# How to complete this task
Which of the lines in the listing that follows hold "related"? Pull each one out.

# Extracted records
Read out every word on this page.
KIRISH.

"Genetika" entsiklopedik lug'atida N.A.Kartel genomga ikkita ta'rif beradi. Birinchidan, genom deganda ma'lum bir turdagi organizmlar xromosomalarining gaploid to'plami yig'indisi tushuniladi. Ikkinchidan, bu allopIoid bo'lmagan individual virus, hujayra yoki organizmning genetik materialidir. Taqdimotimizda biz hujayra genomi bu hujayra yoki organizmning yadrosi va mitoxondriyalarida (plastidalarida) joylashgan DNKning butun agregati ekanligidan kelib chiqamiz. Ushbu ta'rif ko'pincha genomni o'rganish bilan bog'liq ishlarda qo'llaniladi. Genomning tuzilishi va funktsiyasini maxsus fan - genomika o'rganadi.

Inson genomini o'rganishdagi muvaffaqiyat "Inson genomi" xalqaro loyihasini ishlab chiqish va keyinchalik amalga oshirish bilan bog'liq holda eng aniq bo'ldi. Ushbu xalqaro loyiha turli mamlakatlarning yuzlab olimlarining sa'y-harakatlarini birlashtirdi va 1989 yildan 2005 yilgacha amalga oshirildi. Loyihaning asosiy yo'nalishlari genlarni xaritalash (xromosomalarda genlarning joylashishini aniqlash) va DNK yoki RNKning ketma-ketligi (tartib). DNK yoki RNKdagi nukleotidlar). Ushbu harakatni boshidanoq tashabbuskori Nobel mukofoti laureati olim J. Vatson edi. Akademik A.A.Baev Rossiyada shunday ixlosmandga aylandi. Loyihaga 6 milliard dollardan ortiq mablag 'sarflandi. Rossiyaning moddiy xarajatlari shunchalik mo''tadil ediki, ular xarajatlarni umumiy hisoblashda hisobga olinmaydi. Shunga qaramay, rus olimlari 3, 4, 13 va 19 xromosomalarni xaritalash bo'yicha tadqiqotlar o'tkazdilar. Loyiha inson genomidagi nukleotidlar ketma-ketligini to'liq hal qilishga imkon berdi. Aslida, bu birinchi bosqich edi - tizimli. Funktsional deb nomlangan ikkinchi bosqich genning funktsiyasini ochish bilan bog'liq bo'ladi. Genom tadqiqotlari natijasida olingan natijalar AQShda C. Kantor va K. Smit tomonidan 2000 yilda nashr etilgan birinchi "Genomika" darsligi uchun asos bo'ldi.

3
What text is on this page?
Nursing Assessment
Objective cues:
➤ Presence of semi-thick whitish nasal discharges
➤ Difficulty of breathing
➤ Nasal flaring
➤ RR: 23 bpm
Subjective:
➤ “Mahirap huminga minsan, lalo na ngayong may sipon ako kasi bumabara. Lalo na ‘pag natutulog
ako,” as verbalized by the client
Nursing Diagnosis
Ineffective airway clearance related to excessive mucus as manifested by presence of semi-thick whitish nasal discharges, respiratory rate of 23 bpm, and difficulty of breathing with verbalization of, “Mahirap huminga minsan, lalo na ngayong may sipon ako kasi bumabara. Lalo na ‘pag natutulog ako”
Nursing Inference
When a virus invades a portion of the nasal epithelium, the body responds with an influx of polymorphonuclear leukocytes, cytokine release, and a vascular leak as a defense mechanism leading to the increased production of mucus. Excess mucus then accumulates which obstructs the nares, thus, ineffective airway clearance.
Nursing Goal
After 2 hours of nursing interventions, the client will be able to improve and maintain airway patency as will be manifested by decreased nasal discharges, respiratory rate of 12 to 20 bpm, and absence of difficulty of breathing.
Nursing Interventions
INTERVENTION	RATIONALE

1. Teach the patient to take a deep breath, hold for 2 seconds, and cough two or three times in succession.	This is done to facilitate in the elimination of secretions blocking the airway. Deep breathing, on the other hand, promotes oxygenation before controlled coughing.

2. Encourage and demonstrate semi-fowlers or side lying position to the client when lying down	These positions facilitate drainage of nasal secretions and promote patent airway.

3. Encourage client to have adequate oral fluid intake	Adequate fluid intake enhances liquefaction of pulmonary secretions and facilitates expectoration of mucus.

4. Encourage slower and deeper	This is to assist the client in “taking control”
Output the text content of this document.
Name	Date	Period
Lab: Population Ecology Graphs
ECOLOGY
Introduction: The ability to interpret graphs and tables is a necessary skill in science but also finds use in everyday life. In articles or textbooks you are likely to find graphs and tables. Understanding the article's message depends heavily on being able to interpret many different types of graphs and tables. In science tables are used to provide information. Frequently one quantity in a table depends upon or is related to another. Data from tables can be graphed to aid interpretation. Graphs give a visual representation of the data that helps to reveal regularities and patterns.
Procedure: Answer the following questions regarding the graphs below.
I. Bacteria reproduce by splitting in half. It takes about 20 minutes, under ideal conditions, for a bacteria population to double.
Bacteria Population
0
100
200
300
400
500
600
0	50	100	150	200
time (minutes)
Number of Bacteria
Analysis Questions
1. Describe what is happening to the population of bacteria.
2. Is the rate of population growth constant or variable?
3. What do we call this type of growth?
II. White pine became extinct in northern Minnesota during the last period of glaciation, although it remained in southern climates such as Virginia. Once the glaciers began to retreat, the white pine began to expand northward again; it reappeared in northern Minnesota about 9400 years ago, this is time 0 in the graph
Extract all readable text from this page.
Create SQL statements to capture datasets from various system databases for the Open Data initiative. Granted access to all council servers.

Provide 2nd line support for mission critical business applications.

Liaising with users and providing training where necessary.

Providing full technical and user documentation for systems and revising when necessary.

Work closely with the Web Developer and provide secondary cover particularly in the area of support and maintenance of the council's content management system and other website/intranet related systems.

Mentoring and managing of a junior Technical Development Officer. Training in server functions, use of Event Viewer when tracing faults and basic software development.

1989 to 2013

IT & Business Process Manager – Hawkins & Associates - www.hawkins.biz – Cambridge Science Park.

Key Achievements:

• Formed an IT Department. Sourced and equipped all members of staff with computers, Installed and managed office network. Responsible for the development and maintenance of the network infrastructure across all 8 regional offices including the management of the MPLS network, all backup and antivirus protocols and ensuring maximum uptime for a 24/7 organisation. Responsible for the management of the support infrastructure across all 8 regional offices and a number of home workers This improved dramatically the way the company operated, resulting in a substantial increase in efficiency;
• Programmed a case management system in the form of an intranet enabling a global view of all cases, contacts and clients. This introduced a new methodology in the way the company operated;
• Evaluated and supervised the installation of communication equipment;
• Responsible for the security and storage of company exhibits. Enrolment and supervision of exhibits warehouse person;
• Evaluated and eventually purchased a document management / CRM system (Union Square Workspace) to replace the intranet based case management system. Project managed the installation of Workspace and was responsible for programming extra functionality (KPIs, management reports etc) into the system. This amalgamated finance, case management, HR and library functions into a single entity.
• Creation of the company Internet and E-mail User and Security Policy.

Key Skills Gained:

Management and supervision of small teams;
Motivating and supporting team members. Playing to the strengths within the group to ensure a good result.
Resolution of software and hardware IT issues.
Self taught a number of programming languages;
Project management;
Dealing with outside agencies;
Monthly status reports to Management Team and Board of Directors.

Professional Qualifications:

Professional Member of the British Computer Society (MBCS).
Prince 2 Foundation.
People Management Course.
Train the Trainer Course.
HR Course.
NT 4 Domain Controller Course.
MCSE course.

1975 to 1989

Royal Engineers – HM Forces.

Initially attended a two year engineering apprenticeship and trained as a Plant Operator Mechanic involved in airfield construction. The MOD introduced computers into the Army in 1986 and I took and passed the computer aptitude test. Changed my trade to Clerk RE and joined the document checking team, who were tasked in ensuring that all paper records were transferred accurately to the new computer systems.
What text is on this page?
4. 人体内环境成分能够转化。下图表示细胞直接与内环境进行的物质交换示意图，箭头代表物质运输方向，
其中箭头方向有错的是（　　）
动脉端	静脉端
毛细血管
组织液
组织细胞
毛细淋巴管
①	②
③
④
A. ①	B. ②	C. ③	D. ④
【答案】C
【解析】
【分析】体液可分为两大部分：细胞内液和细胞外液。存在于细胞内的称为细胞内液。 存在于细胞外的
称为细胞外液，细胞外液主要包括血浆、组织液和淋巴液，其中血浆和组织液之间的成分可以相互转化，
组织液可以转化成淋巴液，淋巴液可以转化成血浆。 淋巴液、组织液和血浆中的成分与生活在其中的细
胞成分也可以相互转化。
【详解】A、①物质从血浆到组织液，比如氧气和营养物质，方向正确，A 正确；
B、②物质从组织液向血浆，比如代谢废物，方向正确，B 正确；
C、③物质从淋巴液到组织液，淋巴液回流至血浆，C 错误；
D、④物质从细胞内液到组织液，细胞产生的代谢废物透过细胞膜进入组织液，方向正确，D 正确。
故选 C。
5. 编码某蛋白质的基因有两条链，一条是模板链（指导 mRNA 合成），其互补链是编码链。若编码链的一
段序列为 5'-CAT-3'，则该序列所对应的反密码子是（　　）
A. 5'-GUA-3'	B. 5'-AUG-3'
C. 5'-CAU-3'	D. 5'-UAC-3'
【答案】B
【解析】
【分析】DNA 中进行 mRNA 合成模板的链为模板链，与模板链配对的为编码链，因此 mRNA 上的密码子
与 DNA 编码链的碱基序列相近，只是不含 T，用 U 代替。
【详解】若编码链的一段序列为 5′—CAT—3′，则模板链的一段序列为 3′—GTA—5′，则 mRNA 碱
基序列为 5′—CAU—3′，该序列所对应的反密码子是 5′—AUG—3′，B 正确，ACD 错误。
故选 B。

# Solved problem
Ineffective airway clearance related to excessive mucus as manifested by presence of semi-thick whitish nasal discharges, respiratory rate of 23 bpm, and difficulty of breathing with verbalization of, “Mahirap huminga minsan, lalo na ngayong may sipon ako kasi bumabara. Lalo na ‘pag natutulog ako”
Introduction: The ability to interpret graphs and tables is a necessary skill in science but also finds use in everyday life. In articles or textbooks you are likely to find graphs and tables. Understanding the article's message depends heavily on being able to interpret many different types of graphs and tables. In science tables are used to provide information. Frequently one quantity in a table depends upon or is related to another. Data from tables can be graphed to aid interpretation. Graphs give a visual representation of the data that helps to reveal regularities and patterns.
Work closely with the Web Developer and provide secondary cover particularly in the area of support and maintenance of the council's content management system and other website/intranet related systems.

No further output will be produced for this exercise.